Provided data:

-------

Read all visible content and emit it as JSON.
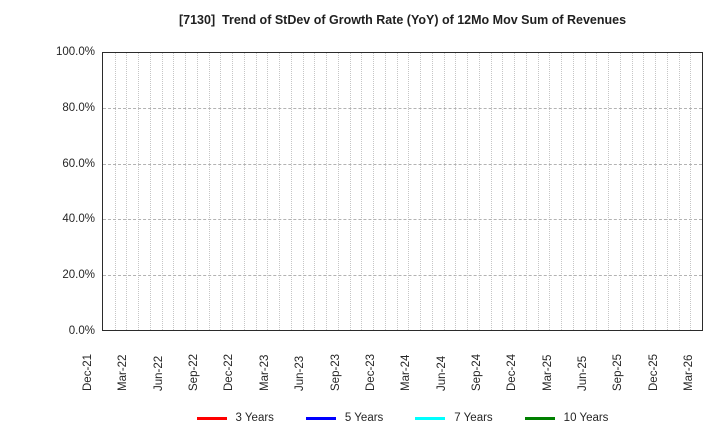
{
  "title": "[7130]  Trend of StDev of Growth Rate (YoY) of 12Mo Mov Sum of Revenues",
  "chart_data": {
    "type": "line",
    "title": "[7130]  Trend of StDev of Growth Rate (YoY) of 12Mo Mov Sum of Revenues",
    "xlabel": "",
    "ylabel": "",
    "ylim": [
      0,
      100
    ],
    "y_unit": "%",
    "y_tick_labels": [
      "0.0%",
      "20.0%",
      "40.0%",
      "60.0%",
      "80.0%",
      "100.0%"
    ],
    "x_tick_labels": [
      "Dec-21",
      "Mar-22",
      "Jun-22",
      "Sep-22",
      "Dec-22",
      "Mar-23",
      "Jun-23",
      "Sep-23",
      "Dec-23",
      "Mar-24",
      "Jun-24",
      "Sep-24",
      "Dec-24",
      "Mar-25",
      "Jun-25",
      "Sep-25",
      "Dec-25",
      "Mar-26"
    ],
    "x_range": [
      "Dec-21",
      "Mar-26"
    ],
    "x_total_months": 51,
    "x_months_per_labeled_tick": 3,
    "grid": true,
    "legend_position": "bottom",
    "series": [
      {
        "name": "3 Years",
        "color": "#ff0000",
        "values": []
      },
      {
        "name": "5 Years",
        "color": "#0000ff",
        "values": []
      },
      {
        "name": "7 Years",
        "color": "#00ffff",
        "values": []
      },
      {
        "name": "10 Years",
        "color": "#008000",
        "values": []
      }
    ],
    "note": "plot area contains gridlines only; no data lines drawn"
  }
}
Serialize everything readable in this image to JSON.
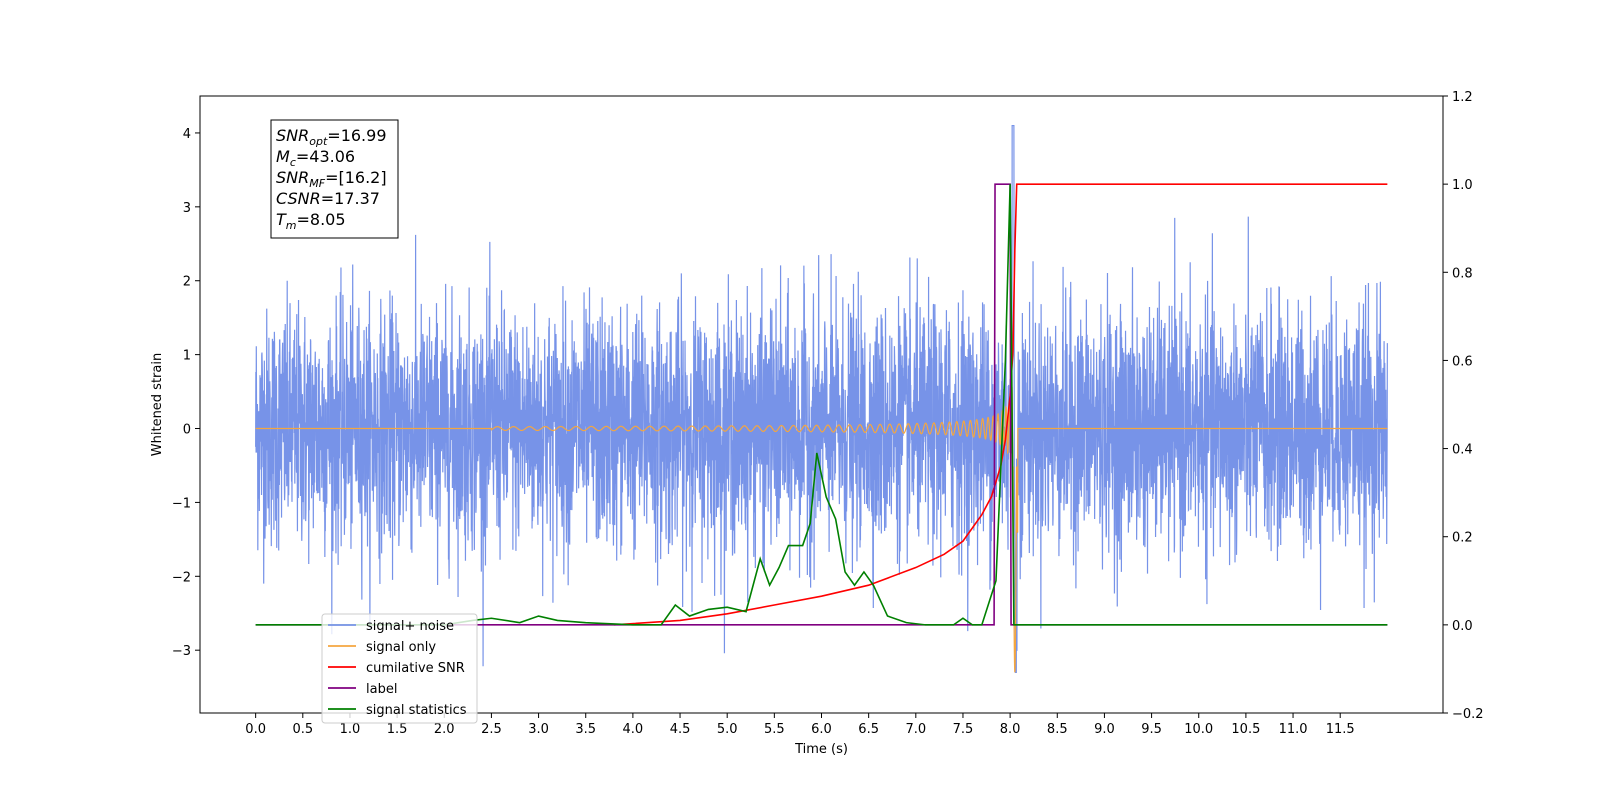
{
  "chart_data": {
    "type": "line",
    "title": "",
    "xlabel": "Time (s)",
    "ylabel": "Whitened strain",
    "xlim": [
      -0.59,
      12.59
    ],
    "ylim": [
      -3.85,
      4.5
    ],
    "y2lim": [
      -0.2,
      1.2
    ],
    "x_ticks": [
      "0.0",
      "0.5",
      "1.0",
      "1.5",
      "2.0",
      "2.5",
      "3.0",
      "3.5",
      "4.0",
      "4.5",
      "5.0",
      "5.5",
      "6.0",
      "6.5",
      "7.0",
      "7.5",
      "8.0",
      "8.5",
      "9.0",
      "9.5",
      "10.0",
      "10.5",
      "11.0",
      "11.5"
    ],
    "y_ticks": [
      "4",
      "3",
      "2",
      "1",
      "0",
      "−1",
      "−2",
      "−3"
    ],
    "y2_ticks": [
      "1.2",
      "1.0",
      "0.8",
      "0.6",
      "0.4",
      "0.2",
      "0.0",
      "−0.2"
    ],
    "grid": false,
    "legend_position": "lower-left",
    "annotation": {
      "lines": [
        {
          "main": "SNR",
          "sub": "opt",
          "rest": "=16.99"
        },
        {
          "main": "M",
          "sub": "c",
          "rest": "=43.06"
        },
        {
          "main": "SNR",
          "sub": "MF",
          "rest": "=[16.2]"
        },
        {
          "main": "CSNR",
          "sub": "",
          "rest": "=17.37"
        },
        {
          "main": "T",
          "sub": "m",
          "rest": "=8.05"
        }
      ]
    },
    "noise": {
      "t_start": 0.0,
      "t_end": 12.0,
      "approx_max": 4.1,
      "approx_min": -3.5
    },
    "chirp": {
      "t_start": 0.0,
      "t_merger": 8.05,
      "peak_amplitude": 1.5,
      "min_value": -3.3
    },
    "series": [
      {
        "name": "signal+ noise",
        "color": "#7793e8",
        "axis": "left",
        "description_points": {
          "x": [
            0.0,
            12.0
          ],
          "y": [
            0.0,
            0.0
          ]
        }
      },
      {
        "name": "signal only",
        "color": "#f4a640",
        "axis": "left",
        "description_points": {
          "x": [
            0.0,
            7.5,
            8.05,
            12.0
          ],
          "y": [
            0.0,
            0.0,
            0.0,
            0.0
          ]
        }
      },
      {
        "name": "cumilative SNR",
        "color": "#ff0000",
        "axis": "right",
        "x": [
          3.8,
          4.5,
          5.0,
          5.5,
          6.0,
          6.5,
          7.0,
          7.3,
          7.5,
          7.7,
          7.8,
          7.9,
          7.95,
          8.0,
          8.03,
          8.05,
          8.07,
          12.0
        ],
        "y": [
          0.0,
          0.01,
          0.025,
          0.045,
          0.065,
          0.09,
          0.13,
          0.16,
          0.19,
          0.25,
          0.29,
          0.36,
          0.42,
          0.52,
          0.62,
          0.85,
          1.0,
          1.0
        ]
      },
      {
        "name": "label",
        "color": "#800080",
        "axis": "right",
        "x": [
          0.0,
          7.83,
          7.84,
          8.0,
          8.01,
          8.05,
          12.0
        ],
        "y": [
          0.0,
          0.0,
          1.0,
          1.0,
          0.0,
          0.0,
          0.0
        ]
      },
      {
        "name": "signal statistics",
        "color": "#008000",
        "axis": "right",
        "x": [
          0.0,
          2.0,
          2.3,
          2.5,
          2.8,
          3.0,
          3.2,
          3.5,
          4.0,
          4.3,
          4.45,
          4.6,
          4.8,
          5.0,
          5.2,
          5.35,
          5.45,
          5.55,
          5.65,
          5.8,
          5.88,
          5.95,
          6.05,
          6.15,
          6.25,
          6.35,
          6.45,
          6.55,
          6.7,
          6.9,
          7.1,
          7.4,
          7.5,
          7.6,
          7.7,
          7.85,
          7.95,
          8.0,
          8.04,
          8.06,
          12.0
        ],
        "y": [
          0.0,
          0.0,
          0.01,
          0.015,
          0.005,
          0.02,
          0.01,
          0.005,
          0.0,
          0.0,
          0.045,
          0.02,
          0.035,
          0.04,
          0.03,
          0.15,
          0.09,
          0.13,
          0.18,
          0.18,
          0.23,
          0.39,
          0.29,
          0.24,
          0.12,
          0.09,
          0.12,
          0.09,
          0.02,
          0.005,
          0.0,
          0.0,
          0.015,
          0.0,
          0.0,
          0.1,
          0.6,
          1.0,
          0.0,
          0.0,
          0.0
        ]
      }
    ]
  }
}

-------

Work instructions: Copy all lines from the entries that contain the word "name".

Task solution:
        "name": "3 Years",
        "name": "5 Years",
        "name": "7 Years",
        "name": "10 Years",
        "name": "signal+ noise",
        "name": "signal only",
        "name": "cumilative SNR",
        "name": "label",
        "name": "signal statistics",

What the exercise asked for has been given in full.